* [Instructions to follow] Find and copy lines holding "Documents".

:: Entries supplied ::

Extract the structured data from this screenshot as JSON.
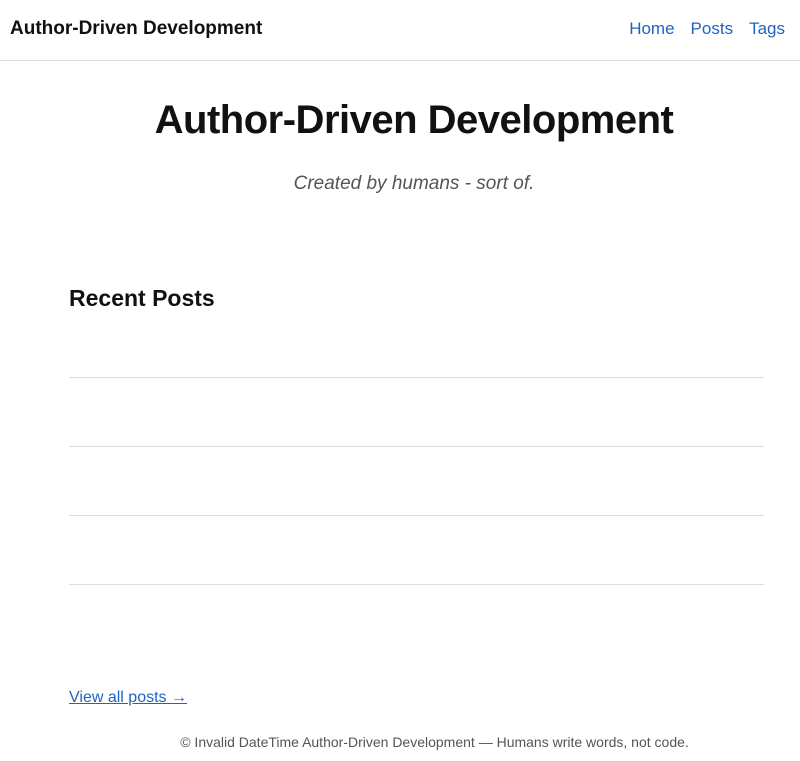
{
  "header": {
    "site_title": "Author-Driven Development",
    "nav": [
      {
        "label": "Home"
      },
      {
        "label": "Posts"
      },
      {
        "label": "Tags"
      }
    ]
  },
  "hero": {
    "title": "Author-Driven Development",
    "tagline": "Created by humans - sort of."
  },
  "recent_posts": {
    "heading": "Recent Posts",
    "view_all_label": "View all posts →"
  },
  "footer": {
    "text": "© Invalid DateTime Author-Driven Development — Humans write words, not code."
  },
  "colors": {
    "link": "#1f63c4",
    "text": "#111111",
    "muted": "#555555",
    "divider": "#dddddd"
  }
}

:::
:: Entries supplied ::

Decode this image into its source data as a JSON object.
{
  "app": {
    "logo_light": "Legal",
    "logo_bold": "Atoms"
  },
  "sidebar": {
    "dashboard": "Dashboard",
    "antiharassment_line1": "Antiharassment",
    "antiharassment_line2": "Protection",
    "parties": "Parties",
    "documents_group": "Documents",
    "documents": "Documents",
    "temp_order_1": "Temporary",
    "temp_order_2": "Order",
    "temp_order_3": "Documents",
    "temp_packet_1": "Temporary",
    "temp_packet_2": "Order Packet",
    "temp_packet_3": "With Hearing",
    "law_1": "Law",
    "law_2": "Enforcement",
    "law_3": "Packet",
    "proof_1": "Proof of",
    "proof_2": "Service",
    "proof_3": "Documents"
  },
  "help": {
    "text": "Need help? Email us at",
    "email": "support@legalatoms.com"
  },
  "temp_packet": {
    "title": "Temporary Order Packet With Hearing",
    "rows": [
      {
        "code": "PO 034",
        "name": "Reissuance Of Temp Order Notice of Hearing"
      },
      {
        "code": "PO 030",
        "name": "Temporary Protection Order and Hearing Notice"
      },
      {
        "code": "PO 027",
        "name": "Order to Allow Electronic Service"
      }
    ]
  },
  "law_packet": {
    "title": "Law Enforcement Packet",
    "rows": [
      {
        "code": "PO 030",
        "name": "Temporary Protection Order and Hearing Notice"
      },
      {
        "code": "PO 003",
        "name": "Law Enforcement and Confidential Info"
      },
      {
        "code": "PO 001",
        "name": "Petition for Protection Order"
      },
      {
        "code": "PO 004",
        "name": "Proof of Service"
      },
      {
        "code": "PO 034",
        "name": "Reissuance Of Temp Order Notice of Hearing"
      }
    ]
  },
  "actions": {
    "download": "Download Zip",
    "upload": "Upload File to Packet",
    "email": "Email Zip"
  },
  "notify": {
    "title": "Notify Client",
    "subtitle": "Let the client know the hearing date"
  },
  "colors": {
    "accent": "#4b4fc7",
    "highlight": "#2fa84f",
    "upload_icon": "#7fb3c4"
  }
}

:::

* [Output]
    "documents_group": "Documents",
    "documents": "Documents",
    "temp_order_3": "Documents",
    "proof_3": "Documents"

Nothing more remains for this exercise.